Stored entries:
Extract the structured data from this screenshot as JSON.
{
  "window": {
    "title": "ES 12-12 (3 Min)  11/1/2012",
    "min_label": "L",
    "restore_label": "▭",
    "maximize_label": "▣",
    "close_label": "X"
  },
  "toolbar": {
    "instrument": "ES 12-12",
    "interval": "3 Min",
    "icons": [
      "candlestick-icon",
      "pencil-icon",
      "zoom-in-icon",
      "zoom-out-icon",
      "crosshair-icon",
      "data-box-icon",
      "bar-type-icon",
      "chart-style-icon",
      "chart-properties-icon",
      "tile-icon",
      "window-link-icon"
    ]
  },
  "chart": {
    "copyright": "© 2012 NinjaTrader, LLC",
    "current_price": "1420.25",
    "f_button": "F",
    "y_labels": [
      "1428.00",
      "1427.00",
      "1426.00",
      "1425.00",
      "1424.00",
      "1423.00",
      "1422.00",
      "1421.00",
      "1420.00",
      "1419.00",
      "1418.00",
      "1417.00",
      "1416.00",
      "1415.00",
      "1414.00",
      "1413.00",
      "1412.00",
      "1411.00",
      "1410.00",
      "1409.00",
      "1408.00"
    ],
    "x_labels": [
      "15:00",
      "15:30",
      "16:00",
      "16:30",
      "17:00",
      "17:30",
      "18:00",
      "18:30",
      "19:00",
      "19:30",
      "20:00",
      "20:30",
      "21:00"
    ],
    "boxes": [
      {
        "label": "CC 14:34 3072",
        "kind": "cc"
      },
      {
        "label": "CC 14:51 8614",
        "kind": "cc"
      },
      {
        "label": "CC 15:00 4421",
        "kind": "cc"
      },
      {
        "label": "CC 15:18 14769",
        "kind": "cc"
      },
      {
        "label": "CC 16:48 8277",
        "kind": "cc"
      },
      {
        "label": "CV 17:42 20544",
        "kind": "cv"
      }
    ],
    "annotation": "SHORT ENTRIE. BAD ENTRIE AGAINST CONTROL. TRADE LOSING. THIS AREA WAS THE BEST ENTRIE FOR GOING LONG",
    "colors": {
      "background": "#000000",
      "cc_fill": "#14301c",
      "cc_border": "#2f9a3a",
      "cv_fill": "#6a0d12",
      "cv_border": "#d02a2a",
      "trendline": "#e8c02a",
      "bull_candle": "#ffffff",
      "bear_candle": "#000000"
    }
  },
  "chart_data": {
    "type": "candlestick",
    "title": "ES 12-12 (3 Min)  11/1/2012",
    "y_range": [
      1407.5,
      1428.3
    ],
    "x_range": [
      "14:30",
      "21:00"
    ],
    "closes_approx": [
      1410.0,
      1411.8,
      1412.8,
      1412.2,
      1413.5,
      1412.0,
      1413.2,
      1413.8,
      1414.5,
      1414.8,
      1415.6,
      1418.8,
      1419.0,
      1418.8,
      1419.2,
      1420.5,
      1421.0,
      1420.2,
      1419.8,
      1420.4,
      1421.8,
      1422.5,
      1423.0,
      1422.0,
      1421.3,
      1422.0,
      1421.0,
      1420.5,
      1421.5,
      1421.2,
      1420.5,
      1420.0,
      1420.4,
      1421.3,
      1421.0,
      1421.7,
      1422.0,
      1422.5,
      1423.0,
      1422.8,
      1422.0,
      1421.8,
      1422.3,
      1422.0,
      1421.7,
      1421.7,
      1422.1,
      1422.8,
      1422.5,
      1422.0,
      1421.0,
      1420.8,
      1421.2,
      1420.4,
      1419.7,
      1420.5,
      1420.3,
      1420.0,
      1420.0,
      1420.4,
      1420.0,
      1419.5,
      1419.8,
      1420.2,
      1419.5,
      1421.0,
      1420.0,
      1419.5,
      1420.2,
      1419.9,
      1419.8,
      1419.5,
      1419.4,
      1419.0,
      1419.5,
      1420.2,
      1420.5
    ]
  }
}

Problem to work on: Your task is to output the full set of records exactly as presented.

Task answer:
Extract the structured data from this screenshot as JSON.
{
  "window": {
    "title": "ES 12-12 (3 Min)  11/1/2012",
    "min_label": "L",
    "restore_label": "▭",
    "maximize_label": "▣",
    "close_label": "X"
  },
  "toolbar": {
    "instrument": "ES 12-12",
    "interval": "3 Min",
    "icons": [
      "candlestick-icon",
      "pencil-icon",
      "zoom-in-icon",
      "zoom-out-icon",
      "crosshair-icon",
      "data-box-icon",
      "bar-type-icon",
      "chart-style-icon",
      "chart-properties-icon",
      "tile-icon",
      "window-link-icon"
    ]
  },
  "chart": {
    "copyright": "© 2012 NinjaTrader, LLC",
    "current_price": "1420.25",
    "f_button": "F",
    "y_labels": [
      "1428.00",
      "1427.00",
      "1426.00",
      "1425.00",
      "1424.00",
      "1423.00",
      "1422.00",
      "1421.00",
      "1420.00",
      "1419.00",
      "1418.00",
      "1417.00",
      "1416.00",
      "1415.00",
      "1414.00",
      "1413.00",
      "1412.00",
      "1411.00",
      "1410.00",
      "1409.00",
      "1408.00"
    ],
    "x_labels": [
      "15:00",
      "15:30",
      "16:00",
      "16:30",
      "17:00",
      "17:30",
      "18:00",
      "18:30",
      "19:00",
      "19:30",
      "20:00",
      "20:30",
      "21:00"
    ],
    "boxes": [
      {
        "label": "CC 14:34 3072",
        "kind": "cc"
      },
      {
        "label": "CC 14:51 8614",
        "kind": "cc"
      },
      {
        "label": "CC 15:00 4421",
        "kind": "cc"
      },
      {
        "label": "CC 15:18 14769",
        "kind": "cc"
      },
      {
        "label": "CC 16:48 8277",
        "kind": "cc"
      },
      {
        "label": "CV 17:42 20544",
        "kind": "cv"
      }
    ],
    "annotation": "SHORT ENTRIE. BAD ENTRIE AGAINST CONTROL. TRADE LOSING. THIS AREA WAS THE BEST ENTRIE FOR GOING LONG",
    "colors": {
      "background": "#000000",
      "cc_fill": "#14301c",
      "cc_border": "#2f9a3a",
      "cv_fill": "#6a0d12",
      "cv_border": "#d02a2a",
      "trendline": "#e8c02a",
      "bull_candle": "#ffffff",
      "bear_candle": "#000000"
    }
  },
  "chart_data": {
    "type": "candlestick",
    "title": "ES 12-12 (3 Min)  11/1/2012",
    "y_range": [
      1407.5,
      1428.3
    ],
    "x_range": [
      "14:30",
      "21:00"
    ],
    "closes_approx": [
      1410.0,
      1411.8,
      1412.8,
      1412.2,
      1413.5,
      1412.0,
      1413.2,
      1413.8,
      1414.5,
      1414.8,
      1415.6,
      1418.8,
      1419.0,
      1418.8,
      1419.2,
      1420.5,
      1421.0,
      1420.2,
      1419.8,
      1420.4,
      1421.8,
      1422.5,
      1423.0,
      1422.0,
      1421.3,
      1422.0,
      1421.0,
      1420.5,
      1421.5,
      1421.2,
      1420.5,
      1420.0,
      1420.4,
      1421.3,
      1421.0,
      1421.7,
      1422.0,
      1422.5,
      1423.0,
      1422.8,
      1422.0,
      1421.8,
      1422.3,
      1422.0,
      1421.7,
      1421.7,
      1422.1,
      1422.8,
      1422.5,
      1422.0,
      1421.0,
      1420.8,
      1421.2,
      1420.4,
      1419.7,
      1420.5,
      1420.3,
      1420.0,
      1420.0,
      1420.4,
      1420.0,
      1419.5,
      1419.8,
      1420.2,
      1419.5,
      1421.0,
      1420.0,
      1419.5,
      1420.2,
      1419.9,
      1419.8,
      1419.5,
      1419.4,
      1419.0,
      1419.5,
      1420.2,
      1420.5
    ]
  }
}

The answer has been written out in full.